Chart and figure data:
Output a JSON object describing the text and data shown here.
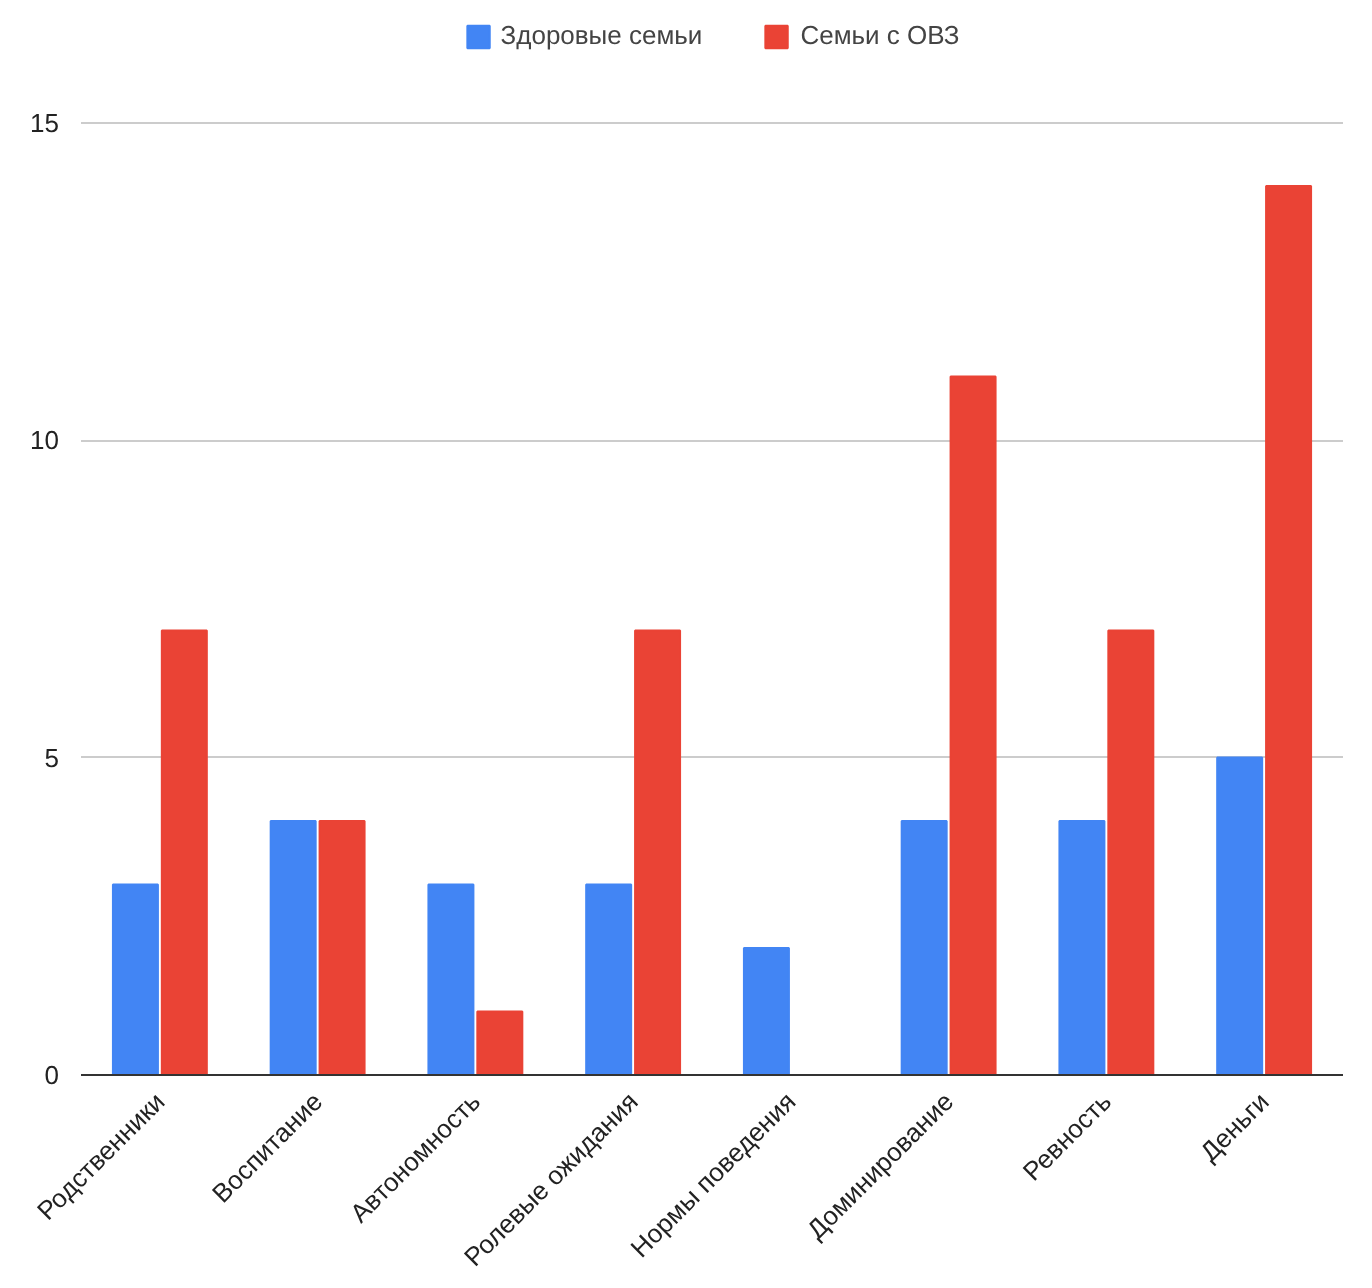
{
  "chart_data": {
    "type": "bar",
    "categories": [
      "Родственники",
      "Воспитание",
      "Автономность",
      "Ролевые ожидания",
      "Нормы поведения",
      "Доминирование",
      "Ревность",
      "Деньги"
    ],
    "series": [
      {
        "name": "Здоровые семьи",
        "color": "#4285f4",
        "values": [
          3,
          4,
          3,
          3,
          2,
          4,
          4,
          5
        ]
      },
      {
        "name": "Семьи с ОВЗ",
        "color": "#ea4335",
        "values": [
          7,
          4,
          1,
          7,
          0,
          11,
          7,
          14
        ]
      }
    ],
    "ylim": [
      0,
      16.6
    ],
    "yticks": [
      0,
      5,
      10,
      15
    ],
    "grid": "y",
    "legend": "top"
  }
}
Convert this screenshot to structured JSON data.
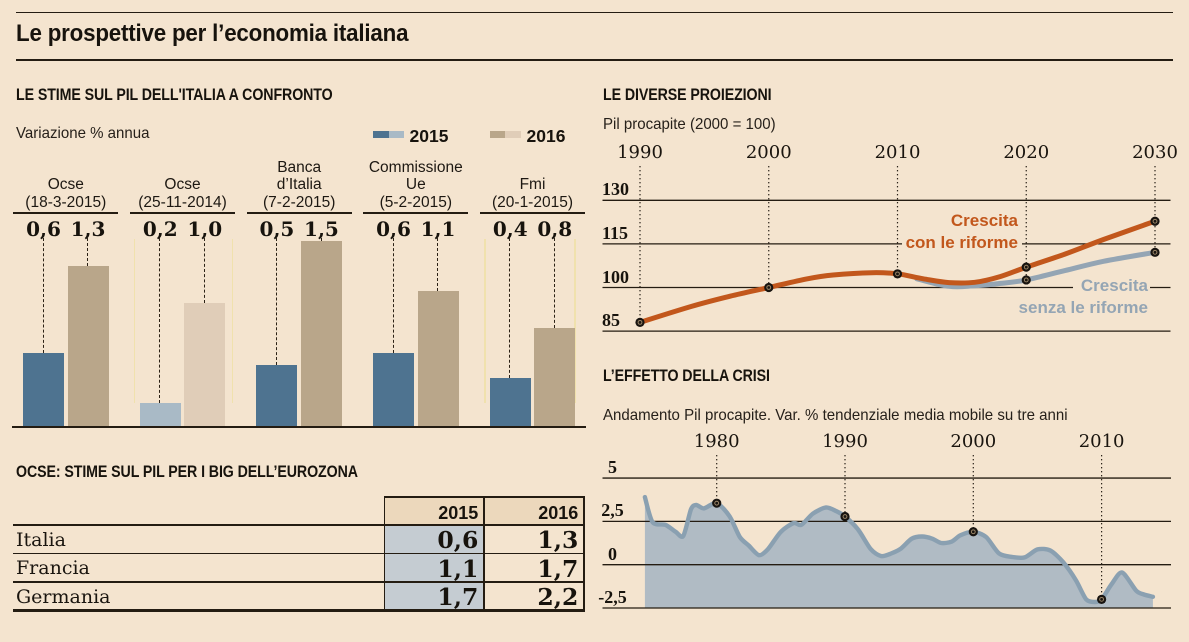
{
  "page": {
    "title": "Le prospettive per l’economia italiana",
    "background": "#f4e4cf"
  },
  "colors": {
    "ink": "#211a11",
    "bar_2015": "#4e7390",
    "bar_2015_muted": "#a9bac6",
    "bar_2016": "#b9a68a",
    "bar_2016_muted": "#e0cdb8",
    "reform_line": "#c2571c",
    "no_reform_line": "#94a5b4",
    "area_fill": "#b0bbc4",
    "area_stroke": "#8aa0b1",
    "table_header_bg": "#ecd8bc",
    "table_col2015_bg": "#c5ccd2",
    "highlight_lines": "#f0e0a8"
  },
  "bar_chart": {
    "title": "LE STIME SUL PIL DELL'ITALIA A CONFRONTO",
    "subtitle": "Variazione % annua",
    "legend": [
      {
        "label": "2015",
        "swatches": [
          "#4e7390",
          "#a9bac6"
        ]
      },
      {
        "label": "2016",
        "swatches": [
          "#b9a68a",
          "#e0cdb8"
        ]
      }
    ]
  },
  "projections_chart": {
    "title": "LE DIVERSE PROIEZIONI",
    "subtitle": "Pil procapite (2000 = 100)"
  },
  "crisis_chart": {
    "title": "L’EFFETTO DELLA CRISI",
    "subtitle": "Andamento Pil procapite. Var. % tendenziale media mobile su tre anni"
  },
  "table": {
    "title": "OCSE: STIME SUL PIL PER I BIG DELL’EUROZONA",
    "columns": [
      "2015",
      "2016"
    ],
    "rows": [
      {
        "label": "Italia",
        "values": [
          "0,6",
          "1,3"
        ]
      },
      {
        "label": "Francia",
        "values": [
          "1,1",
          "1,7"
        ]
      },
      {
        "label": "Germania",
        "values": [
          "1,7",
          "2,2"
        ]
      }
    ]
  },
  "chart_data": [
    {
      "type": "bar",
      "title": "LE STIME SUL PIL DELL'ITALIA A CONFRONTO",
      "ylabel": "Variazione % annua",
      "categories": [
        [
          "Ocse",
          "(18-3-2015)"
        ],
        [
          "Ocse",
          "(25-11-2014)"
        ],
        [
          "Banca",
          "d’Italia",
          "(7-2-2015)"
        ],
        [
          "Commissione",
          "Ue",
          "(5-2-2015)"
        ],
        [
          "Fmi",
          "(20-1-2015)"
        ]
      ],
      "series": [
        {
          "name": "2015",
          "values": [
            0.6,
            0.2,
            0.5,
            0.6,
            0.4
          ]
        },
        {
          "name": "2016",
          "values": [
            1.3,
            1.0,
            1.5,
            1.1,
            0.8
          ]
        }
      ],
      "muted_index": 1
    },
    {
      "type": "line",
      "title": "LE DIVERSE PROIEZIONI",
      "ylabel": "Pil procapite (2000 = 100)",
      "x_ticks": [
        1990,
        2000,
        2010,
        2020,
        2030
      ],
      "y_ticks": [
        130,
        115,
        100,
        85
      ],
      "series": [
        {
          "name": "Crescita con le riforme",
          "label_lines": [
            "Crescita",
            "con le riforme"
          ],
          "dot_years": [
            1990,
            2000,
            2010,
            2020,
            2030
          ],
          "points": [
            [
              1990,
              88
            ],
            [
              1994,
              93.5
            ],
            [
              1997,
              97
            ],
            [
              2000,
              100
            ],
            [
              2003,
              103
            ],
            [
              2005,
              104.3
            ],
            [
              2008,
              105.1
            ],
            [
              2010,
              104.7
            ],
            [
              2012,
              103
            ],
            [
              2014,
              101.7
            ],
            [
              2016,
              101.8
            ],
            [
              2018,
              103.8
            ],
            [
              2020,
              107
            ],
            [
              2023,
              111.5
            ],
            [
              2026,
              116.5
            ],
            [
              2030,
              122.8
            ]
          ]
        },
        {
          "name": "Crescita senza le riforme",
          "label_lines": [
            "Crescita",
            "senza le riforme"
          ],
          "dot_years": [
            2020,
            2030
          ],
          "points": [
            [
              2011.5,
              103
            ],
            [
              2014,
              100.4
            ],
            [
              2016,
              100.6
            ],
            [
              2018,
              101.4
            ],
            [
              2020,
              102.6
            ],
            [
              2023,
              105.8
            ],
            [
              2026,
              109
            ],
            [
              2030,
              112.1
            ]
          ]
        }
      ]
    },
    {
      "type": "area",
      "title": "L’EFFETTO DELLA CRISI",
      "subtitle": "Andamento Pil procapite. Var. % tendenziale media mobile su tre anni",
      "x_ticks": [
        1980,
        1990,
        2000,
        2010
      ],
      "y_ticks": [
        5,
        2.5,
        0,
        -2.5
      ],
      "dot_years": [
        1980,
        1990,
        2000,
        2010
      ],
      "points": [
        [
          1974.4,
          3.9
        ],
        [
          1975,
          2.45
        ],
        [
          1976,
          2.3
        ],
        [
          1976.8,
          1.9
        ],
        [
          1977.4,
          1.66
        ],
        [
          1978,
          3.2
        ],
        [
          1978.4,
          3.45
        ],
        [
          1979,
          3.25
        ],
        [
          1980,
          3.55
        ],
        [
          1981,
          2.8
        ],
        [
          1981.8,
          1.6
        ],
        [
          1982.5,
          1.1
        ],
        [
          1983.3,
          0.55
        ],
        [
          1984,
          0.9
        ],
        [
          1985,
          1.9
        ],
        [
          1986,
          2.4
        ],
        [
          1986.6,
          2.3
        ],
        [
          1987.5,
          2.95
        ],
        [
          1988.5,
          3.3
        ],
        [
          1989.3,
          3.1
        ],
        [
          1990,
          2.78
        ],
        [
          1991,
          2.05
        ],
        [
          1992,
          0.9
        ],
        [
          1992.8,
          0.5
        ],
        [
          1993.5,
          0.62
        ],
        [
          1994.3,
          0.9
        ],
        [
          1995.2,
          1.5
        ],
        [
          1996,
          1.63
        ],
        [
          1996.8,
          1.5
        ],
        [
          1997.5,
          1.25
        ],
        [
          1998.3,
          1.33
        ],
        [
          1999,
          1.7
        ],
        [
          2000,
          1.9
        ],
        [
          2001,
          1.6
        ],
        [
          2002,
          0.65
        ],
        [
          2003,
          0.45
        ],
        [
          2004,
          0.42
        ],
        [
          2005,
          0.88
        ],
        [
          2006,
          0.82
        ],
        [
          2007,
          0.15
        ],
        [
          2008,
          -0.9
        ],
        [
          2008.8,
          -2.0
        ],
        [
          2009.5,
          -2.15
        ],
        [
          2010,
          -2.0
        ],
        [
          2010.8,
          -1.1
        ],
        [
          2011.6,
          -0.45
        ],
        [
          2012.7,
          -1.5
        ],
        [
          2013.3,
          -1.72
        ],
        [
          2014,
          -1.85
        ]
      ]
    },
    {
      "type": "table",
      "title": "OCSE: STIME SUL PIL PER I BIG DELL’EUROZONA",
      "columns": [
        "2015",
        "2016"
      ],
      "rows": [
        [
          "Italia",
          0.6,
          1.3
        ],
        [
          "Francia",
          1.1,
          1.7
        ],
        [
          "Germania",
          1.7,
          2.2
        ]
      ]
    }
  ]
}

--

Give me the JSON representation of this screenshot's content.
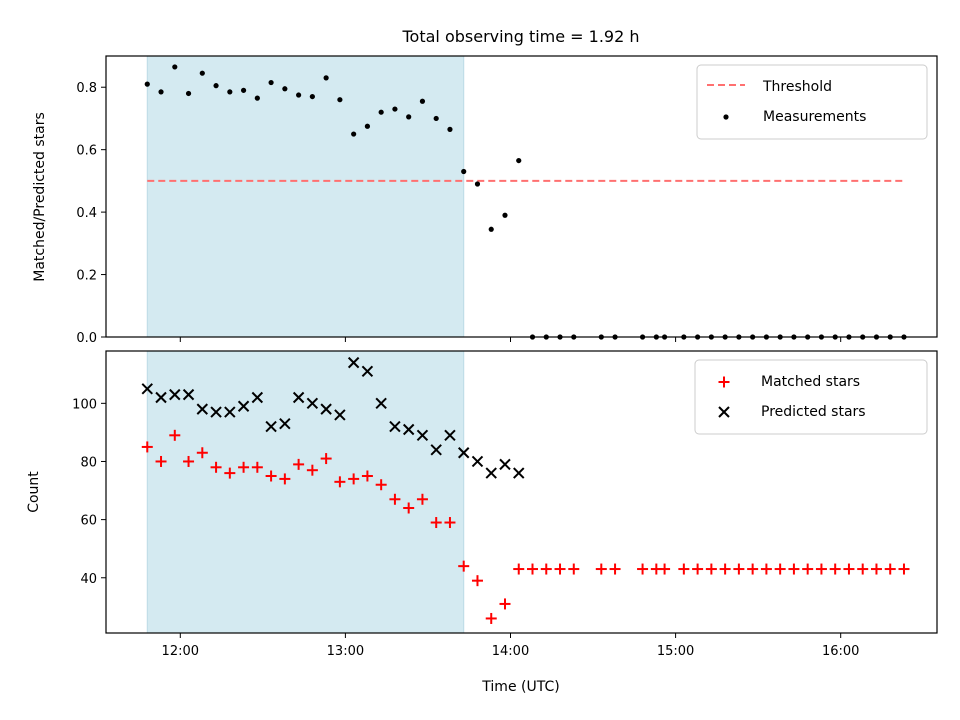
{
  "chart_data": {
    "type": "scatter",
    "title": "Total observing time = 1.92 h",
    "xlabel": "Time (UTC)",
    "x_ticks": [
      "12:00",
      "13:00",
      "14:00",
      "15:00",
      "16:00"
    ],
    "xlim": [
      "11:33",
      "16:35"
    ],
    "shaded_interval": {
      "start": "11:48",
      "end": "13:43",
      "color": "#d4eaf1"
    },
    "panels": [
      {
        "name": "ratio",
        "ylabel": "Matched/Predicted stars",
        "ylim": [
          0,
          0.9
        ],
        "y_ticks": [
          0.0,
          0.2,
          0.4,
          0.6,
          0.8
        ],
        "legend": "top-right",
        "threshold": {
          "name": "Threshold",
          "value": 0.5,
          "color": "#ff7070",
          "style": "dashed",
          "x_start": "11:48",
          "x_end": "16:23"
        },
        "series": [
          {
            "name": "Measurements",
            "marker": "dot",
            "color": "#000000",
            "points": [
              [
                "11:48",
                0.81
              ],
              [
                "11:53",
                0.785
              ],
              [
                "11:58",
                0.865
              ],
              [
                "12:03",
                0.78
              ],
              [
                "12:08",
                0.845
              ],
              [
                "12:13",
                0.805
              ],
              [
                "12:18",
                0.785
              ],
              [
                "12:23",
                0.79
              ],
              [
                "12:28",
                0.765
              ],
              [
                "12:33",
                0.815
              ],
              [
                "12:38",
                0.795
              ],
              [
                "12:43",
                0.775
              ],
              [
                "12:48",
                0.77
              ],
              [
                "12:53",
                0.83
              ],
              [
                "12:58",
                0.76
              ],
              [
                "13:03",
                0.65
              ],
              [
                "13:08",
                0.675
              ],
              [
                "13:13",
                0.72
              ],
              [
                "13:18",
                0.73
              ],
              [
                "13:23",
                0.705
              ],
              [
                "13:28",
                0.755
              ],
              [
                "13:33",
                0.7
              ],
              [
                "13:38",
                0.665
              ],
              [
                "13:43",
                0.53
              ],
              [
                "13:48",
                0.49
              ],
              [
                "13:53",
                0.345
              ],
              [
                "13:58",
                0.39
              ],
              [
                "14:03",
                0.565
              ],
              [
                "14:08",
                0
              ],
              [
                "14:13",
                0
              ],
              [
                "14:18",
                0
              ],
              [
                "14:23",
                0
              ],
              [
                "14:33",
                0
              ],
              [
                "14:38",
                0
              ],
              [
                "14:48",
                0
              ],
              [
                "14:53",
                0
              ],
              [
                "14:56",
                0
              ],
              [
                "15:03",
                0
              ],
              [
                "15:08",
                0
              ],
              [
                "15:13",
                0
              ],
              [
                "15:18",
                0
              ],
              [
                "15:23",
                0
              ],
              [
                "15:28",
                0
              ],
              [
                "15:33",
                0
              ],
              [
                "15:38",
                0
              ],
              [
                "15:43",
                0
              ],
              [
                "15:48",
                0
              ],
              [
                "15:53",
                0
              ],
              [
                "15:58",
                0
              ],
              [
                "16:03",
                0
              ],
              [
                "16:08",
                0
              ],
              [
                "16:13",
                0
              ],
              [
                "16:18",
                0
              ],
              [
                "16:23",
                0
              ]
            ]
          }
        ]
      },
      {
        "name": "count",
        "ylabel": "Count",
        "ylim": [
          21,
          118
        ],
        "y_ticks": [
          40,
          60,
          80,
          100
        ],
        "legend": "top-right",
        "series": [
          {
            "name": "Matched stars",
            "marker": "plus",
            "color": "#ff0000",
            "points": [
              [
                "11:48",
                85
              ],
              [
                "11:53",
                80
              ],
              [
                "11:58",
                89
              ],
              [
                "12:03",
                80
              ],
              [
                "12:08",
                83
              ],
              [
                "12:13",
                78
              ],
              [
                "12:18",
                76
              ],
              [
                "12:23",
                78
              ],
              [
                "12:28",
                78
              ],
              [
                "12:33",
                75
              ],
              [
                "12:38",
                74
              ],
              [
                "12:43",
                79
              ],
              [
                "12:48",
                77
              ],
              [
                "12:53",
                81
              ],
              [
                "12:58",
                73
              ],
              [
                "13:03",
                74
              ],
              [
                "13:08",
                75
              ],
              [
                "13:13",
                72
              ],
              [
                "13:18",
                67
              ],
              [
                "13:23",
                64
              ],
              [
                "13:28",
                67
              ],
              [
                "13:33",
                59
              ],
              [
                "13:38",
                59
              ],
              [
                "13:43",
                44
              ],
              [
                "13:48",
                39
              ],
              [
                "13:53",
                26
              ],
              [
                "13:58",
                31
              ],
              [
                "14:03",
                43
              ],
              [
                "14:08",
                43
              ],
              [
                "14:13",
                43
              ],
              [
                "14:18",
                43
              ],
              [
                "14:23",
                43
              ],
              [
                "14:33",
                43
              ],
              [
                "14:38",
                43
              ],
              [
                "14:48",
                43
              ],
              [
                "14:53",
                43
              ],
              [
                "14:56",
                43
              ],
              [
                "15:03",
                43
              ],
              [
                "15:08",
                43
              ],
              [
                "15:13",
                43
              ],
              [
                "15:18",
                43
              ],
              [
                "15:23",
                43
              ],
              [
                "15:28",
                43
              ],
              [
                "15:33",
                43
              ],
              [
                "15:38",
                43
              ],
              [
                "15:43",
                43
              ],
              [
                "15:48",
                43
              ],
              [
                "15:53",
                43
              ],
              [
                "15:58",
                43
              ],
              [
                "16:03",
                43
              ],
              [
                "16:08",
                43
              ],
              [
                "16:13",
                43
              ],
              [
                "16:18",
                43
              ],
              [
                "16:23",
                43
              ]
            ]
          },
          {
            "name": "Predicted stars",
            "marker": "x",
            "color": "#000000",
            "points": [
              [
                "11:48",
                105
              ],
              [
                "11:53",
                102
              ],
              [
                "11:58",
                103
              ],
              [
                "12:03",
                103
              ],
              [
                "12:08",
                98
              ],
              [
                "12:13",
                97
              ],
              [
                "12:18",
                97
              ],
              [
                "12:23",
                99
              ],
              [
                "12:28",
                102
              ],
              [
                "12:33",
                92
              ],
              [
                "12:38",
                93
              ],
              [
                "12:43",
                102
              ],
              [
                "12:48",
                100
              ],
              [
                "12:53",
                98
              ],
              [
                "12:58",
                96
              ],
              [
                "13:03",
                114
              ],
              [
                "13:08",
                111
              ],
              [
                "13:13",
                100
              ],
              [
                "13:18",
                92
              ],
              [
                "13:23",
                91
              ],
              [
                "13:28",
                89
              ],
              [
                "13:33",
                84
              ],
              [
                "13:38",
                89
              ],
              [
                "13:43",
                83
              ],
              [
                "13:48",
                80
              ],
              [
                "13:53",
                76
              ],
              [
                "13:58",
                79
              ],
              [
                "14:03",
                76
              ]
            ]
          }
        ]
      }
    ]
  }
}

Requirements: Wherever a line in the data above holds "DELLA", copy that line.

Exercise result:
    "title": "L’EFFETTO DELLA CRISI",
      "title": "L’EFFETTO DELLA CRISI",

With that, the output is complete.